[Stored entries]
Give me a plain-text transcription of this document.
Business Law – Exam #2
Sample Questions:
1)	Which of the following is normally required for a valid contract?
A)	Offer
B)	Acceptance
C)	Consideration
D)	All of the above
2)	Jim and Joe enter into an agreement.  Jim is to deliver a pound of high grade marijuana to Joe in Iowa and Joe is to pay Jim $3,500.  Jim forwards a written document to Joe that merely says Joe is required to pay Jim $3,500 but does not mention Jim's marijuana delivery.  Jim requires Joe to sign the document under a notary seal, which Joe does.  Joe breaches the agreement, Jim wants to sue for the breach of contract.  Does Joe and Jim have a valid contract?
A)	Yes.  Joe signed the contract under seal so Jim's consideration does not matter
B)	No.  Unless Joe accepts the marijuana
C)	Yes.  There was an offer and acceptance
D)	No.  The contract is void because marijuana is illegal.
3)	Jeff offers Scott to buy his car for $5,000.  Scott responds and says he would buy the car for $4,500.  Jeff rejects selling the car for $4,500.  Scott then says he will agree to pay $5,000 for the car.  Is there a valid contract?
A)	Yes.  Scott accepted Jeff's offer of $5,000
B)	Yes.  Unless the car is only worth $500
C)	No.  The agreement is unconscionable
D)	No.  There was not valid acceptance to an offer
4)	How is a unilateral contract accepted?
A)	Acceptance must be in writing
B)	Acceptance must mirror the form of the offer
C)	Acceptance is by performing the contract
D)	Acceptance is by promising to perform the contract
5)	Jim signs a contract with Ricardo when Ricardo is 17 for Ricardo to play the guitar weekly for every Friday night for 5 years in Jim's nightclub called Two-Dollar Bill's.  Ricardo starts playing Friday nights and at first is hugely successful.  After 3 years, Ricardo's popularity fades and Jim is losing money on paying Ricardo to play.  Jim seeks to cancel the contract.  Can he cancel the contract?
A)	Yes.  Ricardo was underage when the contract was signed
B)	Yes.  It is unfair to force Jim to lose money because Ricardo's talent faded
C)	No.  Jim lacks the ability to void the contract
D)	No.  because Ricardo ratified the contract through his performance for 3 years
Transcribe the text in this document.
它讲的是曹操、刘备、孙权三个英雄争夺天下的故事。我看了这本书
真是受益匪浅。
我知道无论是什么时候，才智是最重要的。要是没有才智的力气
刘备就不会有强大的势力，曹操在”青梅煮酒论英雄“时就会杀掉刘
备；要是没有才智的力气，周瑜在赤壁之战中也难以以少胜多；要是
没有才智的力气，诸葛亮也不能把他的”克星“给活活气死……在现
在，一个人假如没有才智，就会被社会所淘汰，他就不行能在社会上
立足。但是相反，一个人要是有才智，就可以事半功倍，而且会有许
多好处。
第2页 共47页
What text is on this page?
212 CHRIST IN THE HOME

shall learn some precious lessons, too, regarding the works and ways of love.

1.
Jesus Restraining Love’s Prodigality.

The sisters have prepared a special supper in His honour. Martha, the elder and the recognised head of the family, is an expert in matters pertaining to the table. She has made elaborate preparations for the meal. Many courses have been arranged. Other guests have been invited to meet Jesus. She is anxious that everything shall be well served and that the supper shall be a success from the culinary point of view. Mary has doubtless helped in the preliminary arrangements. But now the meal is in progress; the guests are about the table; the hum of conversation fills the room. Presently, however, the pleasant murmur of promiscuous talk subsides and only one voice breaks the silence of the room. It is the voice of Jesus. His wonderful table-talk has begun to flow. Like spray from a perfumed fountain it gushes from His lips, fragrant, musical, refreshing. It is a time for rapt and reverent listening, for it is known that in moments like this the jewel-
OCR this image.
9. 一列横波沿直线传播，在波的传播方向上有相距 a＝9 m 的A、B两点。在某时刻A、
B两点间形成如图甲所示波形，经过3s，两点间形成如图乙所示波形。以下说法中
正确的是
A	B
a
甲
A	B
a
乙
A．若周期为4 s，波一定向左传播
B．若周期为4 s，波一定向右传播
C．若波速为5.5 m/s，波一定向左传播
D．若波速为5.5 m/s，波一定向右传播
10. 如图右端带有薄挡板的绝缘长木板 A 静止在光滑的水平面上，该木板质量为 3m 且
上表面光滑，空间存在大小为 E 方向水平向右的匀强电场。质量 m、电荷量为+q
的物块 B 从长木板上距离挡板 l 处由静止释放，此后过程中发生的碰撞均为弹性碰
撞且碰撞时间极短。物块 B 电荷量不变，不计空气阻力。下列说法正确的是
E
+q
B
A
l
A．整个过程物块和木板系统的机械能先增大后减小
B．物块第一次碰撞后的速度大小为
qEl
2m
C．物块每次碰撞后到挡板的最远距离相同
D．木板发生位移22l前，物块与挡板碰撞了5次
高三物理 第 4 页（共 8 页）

Problem to solve: Tally up the lines in the records containing the word "signed", then give the count and nothing else.

Finished answer: 2